*YOUR OBJECTIVE*
Find the string "yarn" in the data, then copy every line where it is found.

====== DATA PROVIDED

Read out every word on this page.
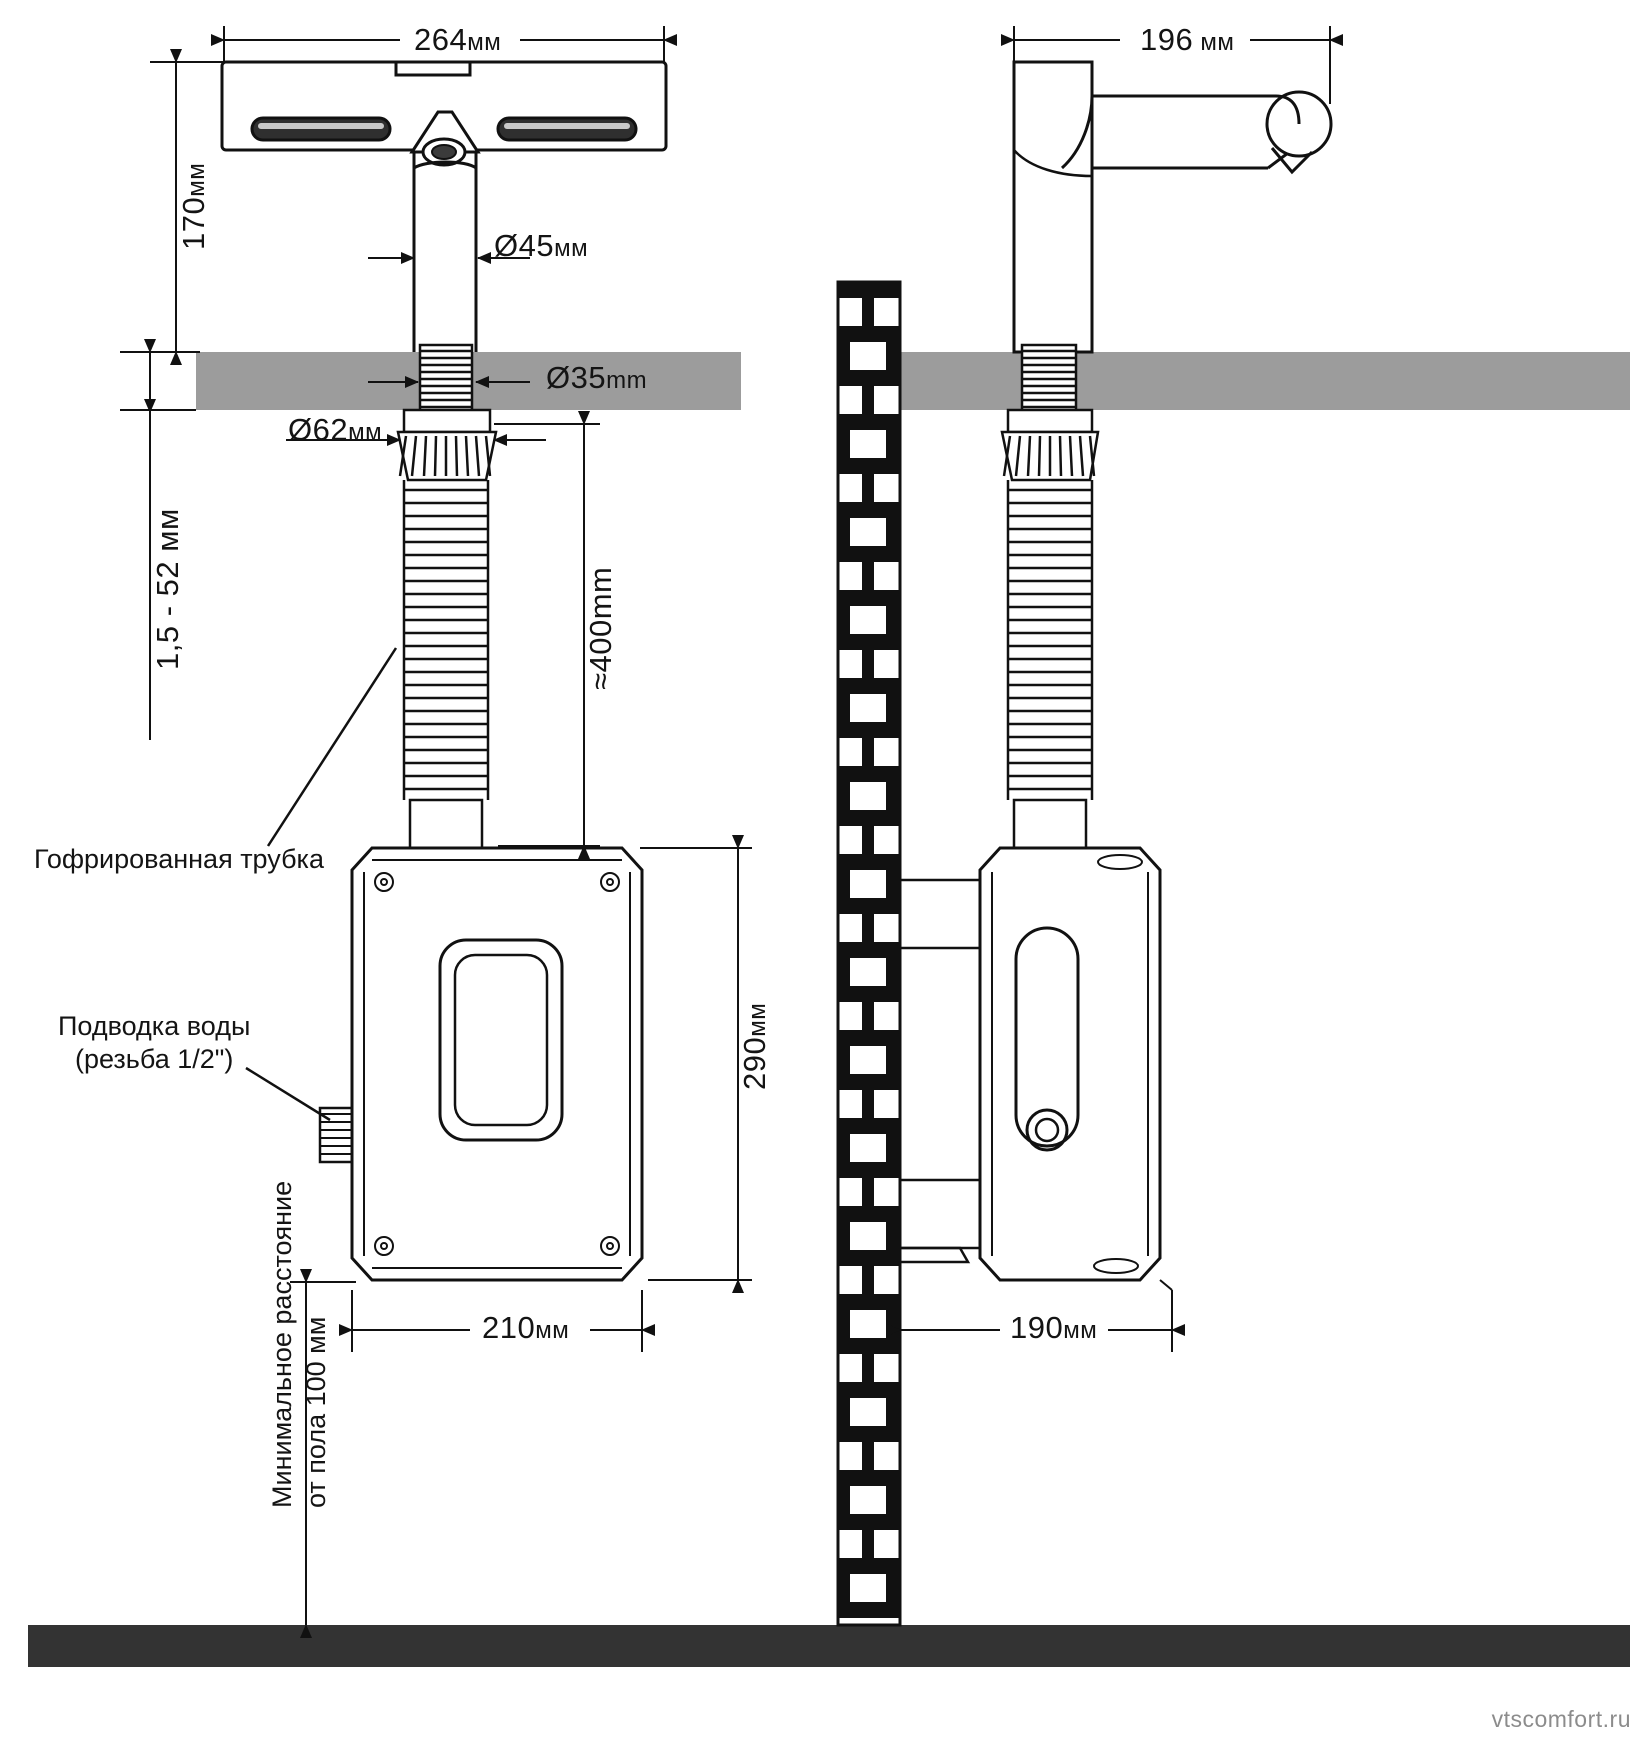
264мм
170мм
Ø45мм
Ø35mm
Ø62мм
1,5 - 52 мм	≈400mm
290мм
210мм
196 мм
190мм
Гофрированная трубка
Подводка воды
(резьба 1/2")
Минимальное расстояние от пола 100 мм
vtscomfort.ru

============
====== DATA PROVIDED

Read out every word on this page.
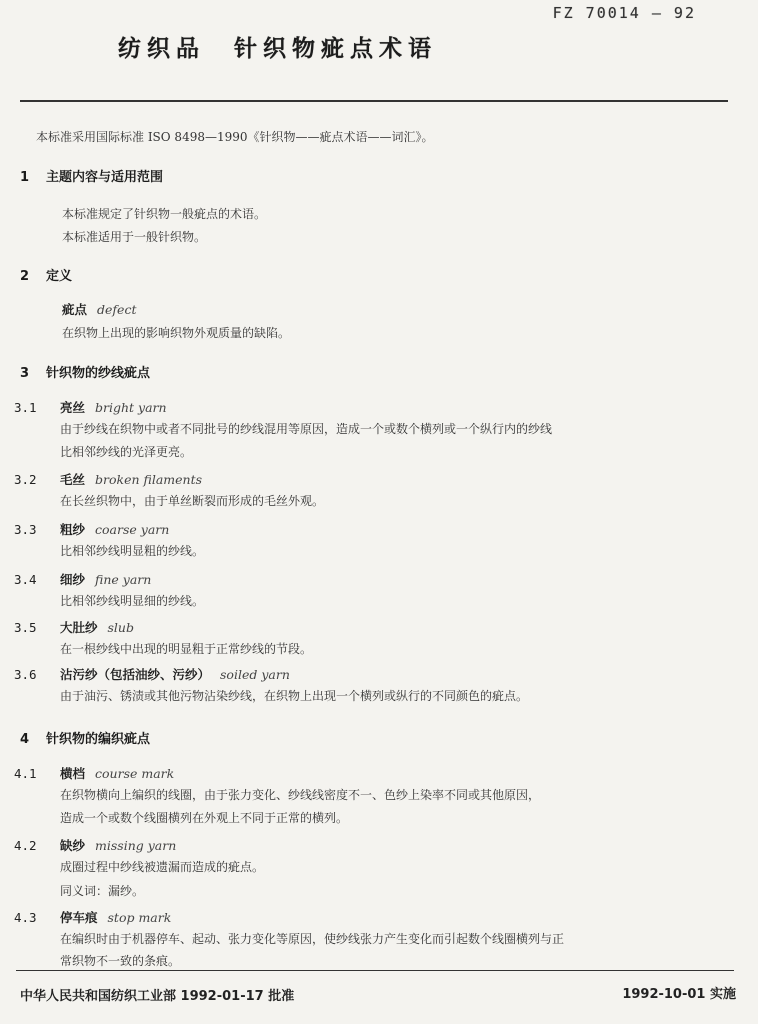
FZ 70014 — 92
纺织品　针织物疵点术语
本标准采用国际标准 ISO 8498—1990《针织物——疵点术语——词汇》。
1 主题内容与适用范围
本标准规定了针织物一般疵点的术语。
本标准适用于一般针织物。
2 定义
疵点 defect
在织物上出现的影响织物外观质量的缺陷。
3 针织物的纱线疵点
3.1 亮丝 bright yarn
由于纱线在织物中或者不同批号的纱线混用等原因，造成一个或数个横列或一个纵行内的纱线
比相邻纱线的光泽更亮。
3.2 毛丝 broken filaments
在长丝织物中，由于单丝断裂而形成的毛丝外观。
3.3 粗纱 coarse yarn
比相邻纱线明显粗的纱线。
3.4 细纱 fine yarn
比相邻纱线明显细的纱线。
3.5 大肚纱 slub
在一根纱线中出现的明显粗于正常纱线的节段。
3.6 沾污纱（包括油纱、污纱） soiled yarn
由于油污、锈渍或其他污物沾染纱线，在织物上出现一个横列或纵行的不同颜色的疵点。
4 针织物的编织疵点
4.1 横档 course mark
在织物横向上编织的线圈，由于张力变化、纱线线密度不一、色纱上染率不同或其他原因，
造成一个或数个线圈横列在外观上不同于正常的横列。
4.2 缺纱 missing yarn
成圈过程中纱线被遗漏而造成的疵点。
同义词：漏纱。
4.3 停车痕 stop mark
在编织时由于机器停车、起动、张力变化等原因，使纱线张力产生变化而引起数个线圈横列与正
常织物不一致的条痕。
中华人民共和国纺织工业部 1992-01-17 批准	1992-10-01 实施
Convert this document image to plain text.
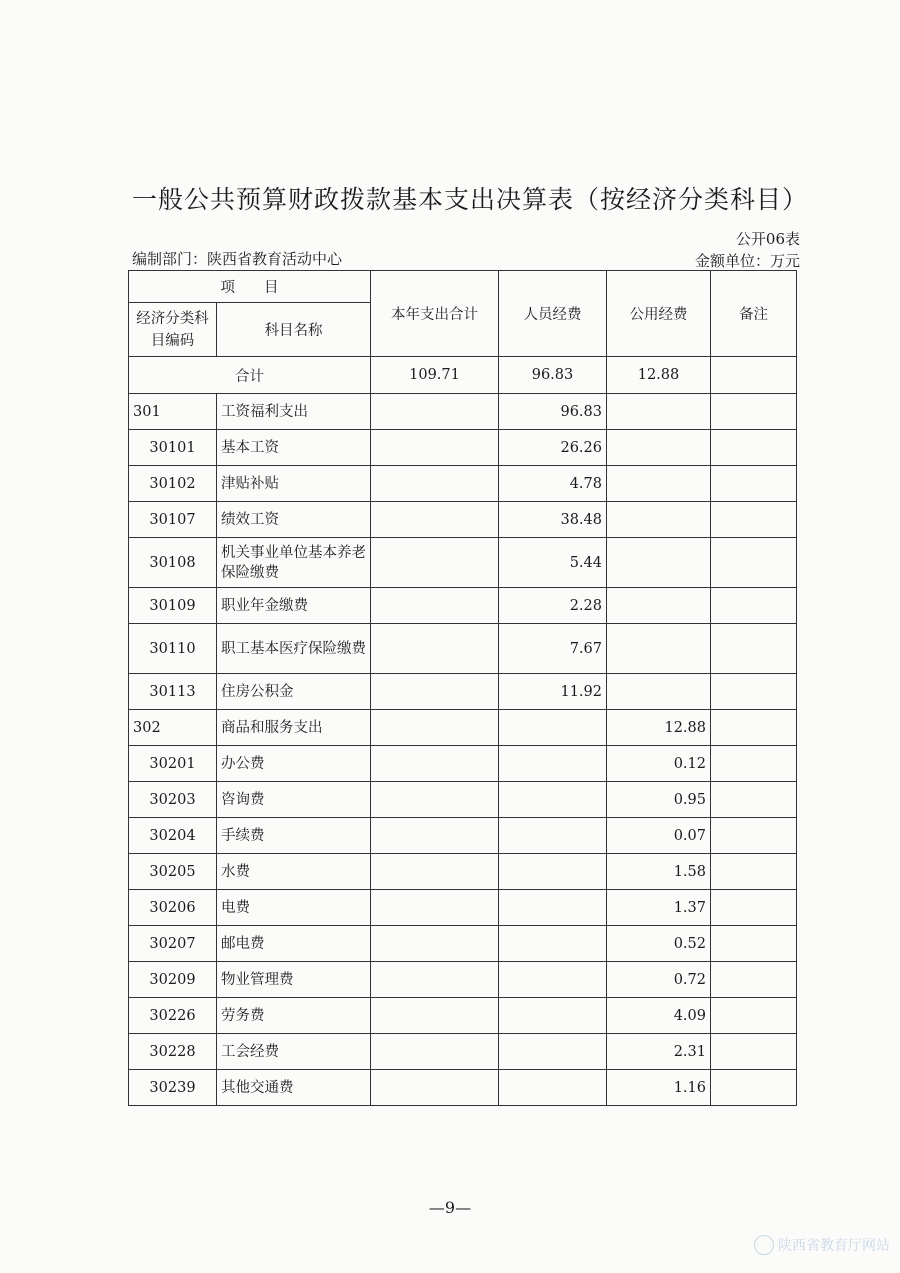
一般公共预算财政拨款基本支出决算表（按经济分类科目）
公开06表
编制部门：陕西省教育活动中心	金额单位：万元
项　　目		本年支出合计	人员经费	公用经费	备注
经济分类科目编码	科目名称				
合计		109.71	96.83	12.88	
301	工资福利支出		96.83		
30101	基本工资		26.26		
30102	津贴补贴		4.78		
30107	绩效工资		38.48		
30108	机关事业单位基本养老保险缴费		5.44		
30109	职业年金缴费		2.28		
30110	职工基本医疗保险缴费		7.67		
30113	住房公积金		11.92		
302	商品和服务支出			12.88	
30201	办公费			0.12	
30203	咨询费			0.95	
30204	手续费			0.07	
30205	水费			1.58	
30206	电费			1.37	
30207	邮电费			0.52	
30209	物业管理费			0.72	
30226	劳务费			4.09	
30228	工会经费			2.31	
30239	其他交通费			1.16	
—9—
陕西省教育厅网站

============

*EXERCISE RESULT*
3.1 亮丝 bright yarn
3.3 粗纱 coarse yarn
3.4 细纱 fine yarn
3.6 沾污纱（包括油纱、污纱） soiled yarn
4.2 缺纱 missing yarn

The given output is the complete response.